INSTRUCTION:
All entries are to be given again verbatim.

· · · ·

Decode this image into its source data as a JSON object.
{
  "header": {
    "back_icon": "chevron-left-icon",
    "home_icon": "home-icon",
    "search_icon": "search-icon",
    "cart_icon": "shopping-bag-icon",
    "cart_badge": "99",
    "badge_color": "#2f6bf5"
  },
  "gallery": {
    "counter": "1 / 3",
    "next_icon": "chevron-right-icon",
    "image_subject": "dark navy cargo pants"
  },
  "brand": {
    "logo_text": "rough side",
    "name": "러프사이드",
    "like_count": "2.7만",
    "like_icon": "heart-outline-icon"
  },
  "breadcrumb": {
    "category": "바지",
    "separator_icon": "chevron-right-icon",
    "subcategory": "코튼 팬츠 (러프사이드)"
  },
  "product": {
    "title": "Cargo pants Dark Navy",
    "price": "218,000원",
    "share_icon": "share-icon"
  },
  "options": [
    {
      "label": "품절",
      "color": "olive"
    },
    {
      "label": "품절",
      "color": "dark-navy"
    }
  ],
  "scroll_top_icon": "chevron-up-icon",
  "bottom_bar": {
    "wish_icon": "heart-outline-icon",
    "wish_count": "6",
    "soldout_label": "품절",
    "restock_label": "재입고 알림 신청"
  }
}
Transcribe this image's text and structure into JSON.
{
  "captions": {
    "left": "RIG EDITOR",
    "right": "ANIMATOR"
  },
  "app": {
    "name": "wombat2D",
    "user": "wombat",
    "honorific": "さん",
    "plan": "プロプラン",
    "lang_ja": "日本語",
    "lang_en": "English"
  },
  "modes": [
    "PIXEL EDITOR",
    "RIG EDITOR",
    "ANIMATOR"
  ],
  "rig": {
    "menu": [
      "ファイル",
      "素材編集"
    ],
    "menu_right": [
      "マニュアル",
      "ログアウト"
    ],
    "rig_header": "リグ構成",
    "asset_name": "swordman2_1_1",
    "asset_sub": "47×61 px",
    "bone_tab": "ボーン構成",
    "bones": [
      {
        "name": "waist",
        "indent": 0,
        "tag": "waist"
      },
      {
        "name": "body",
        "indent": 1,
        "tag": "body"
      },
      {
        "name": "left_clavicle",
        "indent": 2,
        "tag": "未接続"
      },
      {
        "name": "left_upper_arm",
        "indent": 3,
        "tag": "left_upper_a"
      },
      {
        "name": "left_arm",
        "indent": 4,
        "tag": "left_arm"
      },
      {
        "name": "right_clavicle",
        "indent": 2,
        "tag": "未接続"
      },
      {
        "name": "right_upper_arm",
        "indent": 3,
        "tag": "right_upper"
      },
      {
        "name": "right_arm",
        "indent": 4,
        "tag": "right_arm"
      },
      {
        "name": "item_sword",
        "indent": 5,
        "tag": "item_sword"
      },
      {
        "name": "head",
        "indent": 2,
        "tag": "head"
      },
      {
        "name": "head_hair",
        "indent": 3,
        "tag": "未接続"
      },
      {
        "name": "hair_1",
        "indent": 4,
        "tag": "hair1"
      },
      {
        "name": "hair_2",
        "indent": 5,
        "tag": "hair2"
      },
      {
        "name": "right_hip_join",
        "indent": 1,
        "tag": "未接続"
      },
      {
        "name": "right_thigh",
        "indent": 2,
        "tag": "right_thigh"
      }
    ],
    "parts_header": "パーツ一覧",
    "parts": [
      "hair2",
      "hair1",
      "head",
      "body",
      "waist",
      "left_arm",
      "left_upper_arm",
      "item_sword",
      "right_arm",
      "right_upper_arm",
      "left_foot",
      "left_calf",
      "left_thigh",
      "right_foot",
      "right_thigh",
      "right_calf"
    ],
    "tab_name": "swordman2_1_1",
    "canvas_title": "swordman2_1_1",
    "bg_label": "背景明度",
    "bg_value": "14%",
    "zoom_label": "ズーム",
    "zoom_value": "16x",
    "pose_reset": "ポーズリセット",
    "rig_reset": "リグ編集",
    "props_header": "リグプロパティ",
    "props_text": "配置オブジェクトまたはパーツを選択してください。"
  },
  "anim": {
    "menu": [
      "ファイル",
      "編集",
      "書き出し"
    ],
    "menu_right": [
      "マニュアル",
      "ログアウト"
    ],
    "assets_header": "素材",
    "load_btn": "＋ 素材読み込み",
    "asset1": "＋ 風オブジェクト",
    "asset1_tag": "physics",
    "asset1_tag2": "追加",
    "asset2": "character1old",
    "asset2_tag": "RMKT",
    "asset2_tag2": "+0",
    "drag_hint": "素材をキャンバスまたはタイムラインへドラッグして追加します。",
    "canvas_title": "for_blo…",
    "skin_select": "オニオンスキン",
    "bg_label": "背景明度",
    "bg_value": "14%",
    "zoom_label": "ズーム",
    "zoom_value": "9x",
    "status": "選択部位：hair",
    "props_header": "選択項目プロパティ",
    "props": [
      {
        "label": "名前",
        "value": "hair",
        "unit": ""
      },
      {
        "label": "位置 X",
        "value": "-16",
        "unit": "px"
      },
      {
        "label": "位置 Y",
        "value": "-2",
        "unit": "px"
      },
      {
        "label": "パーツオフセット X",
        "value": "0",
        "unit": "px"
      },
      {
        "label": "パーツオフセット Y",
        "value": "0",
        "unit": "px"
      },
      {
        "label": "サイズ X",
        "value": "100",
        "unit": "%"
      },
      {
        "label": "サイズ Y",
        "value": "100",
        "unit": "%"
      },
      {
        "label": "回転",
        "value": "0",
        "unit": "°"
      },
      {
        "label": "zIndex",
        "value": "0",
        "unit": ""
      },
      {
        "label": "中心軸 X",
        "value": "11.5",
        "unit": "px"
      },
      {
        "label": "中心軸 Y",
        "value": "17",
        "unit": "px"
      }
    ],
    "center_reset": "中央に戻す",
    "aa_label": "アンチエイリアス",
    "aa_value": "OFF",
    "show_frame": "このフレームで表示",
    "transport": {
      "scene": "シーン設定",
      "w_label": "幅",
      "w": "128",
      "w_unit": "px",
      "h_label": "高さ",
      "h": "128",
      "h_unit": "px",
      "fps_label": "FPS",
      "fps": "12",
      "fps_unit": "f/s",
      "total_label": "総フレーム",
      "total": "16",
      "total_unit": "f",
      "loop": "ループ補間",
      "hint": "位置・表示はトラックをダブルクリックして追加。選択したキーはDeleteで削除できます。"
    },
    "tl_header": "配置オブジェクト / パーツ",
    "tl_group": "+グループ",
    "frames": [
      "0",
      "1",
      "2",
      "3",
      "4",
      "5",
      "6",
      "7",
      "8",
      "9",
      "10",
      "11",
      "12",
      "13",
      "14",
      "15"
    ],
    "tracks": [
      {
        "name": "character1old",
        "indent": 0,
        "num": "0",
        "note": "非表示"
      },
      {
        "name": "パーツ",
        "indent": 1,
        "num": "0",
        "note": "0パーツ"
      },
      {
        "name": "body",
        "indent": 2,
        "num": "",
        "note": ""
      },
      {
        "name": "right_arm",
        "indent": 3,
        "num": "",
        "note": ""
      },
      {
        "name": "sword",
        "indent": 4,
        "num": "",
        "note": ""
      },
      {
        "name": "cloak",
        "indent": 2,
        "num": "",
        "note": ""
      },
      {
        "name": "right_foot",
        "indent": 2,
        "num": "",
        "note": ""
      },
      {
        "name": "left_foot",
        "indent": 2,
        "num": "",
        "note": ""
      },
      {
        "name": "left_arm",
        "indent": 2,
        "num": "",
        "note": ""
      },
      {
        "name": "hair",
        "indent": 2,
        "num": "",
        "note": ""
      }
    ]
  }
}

· · · ·

WRITTEN SOLUTION:
Decode this image into its source data as a JSON object.
{
  "header": {
    "back_icon": "chevron-left-icon",
    "home_icon": "home-icon",
    "search_icon": "search-icon",
    "cart_icon": "shopping-bag-icon",
    "cart_badge": "99",
    "badge_color": "#2f6bf5"
  },
  "gallery": {
    "counter": "1 / 3",
    "next_icon": "chevron-right-icon",
    "image_subject": "dark navy cargo pants"
  },
  "brand": {
    "logo_text": "rough side",
    "name": "러프사이드",
    "like_count": "2.7만",
    "like_icon": "heart-outline-icon"
  },
  "breadcrumb": {
    "category": "바지",
    "separator_icon": "chevron-right-icon",
    "subcategory": "코튼 팬츠 (러프사이드)"
  },
  "product": {
    "title": "Cargo pants Dark Navy",
    "price": "218,000원",
    "share_icon": "share-icon"
  },
  "options": [
    {
      "label": "품절",
      "color": "olive"
    },
    {
      "label": "품절",
      "color": "dark-navy"
    }
  ],
  "scroll_top_icon": "chevron-up-icon",
  "bottom_bar": {
    "wish_icon": "heart-outline-icon",
    "wish_count": "6",
    "soldout_label": "품절",
    "restock_label": "재입고 알림 신청"
  }
}
Transcribe this image's text and structure into JSON.
{
  "captions": {
    "left": "RIG EDITOR",
    "right": "ANIMATOR"
  },
  "app": {
    "name": "wombat2D",
    "user": "wombat",
    "honorific": "さん",
    "plan": "プロプラン",
    "lang_ja": "日本語",
    "lang_en": "English"
  },
  "modes": [
    "PIXEL EDITOR",
    "RIG EDITOR",
    "ANIMATOR"
  ],
  "rig": {
    "menu": [
      "ファイル",
      "素材編集"
    ],
    "menu_right": [
      "マニュアル",
      "ログアウト"
    ],
    "rig_header": "リグ構成",
    "asset_name": "swordman2_1_1",
    "asset_sub": "47×61 px",
    "bone_tab": "ボーン構成",
    "bones": [
      {
        "name": "waist",
        "indent": 0,
        "tag": "waist"
      },
      {
        "name": "body",
        "indent": 1,
        "tag": "body"
      },
      {
        "name": "left_clavicle",
        "indent": 2,
        "tag": "未接続"
      },
      {
        "name": "left_upper_arm",
        "indent": 3,
        "tag": "left_upper_a"
      },
      {
        "name": "left_arm",
        "indent": 4,
        "tag": "left_arm"
      },
      {
        "name": "right_clavicle",
        "indent": 2,
        "tag": "未接続"
      },
      {
        "name": "right_upper_arm",
        "indent": 3,
        "tag": "right_upper"
      },
      {
        "name": "right_arm",
        "indent": 4,
        "tag": "right_arm"
      },
      {
        "name": "item_sword",
        "indent": 5,
        "tag": "item_sword"
      },
      {
        "name": "head",
        "indent": 2,
        "tag": "head"
      },
      {
        "name": "head_hair",
        "indent": 3,
        "tag": "未接続"
      },
      {
        "name": "hair_1",
        "indent": 4,
        "tag": "hair1"
      },
      {
        "name": "hair_2",
        "indent": 5,
        "tag": "hair2"
      },
      {
        "name": "right_hip_join",
        "indent": 1,
        "tag": "未接続"
      },
      {
        "name": "right_thigh",
        "indent": 2,
        "tag": "right_thigh"
      }
    ],
    "parts_header": "パーツ一覧",
    "parts": [
      "hair2",
      "hair1",
      "head",
      "body",
      "waist",
      "left_arm",
      "left_upper_arm",
      "item_sword",
      "right_arm",
      "right_upper_arm",
      "left_foot",
      "left_calf",
      "left_thigh",
      "right_foot",
      "right_thigh",
      "right_calf"
    ],
    "tab_name": "swordman2_1_1",
    "canvas_title": "swordman2_1_1",
    "bg_label": "背景明度",
    "bg_value": "14%",
    "zoom_label": "ズーム",
    "zoom_value": "16x",
    "pose_reset": "ポーズリセット",
    "rig_reset": "リグ編集",
    "props_header": "リグプロパティ",
    "props_text": "配置オブジェクトまたはパーツを選択してください。"
  },
  "anim": {
    "menu": [
      "ファイル",
      "編集",
      "書き出し"
    ],
    "menu_right": [
      "マニュアル",
      "ログアウト"
    ],
    "assets_header": "素材",
    "load_btn": "＋ 素材読み込み",
    "asset1": "＋ 風オブジェクト",
    "asset1_tag": "physics",
    "asset1_tag2": "追加",
    "asset2": "character1old",
    "asset2_tag": "RMKT",
    "asset2_tag2": "+0",
    "drag_hint": "素材をキャンバスまたはタイムラインへドラッグして追加します。",
    "canvas_title": "for_blo…",
    "skin_select": "オニオンスキン",
    "bg_label": "背景明度",
    "bg_value": "14%",
    "zoom_label": "ズーム",
    "zoom_value": "9x",
    "status": "選択部位：hair",
    "props_header": "選択項目プロパティ",
    "props": [
      {
        "label": "名前",
        "value": "hair",
        "unit": ""
      },
      {
        "label": "位置 X",
        "value": "-16",
        "unit": "px"
      },
      {
        "label": "位置 Y",
        "value": "-2",
        "unit": "px"
      },
      {
        "label": "パーツオフセット X",
        "value": "0",
        "unit": "px"
      },
      {
        "label": "パーツオフセット Y",
        "value": "0",
        "unit": "px"
      },
      {
        "label": "サイズ X",
        "value": "100",
        "unit": "%"
      },
      {
        "label": "サイズ Y",
        "value": "100",
        "unit": "%"
      },
      {
        "label": "回転",
        "value": "0",
        "unit": "°"
      },
      {
        "label": "zIndex",
        "value": "0",
        "unit": ""
      },
      {
        "label": "中心軸 X",
        "value": "11.5",
        "unit": "px"
      },
      {
        "label": "中心軸 Y",
        "value": "17",
        "unit": "px"
      }
    ],
    "center_reset": "中央に戻す",
    "aa_label": "アンチエイリアス",
    "aa_value": "OFF",
    "show_frame": "このフレームで表示",
    "transport": {
      "scene": "シーン設定",
      "w_label": "幅",
      "w": "128",
      "w_unit": "px",
      "h_label": "高さ",
      "h": "128",
      "h_unit": "px",
      "fps_label": "FPS",
      "fps": "12",
      "fps_unit": "f/s",
      "total_label": "総フレーム",
      "total": "16",
      "total_unit": "f",
      "loop": "ループ補間",
      "hint": "位置・表示はトラックをダブルクリックして追加。選択したキーはDeleteで削除できます。"
    },
    "tl_header": "配置オブジェクト / パーツ",
    "tl_group": "+グループ",
    "frames": [
      "0",
      "1",
      "2",
      "3",
      "4",
      "5",
      "6",
      "7",
      "8",
      "9",
      "10",
      "11",
      "12",
      "13",
      "14",
      "15"
    ],
    "tracks": [
      {
        "name": "character1old",
        "indent": 0,
        "num": "0",
        "note": "非表示"
      },
      {
        "name": "パーツ",
        "indent": 1,
        "num": "0",
        "note": "0パーツ"
      },
      {
        "name": "body",
        "indent": 2,
        "num": "",
        "note": ""
      },
      {
        "name": "right_arm",
        "indent": 3,
        "num": "",
        "note": ""
      },
      {
        "name": "sword",
        "indent": 4,
        "num": "",
        "note": ""
      },
      {
        "name": "cloak",
        "indent": 2,
        "num": "",
        "note": ""
      },
      {
        "name": "right_foot",
        "indent": 2,
        "num": "",
        "note": ""
      },
      {
        "name": "left_foot",
        "indent": 2,
        "num": "",
        "note": ""
      },
      {
        "name": "left_arm",
        "indent": 2,
        "num": "",
        "note": ""
      },
      {
        "name": "hair",
        "indent": 2,
        "num": "",
        "note": ""
      }
    ]
  }
}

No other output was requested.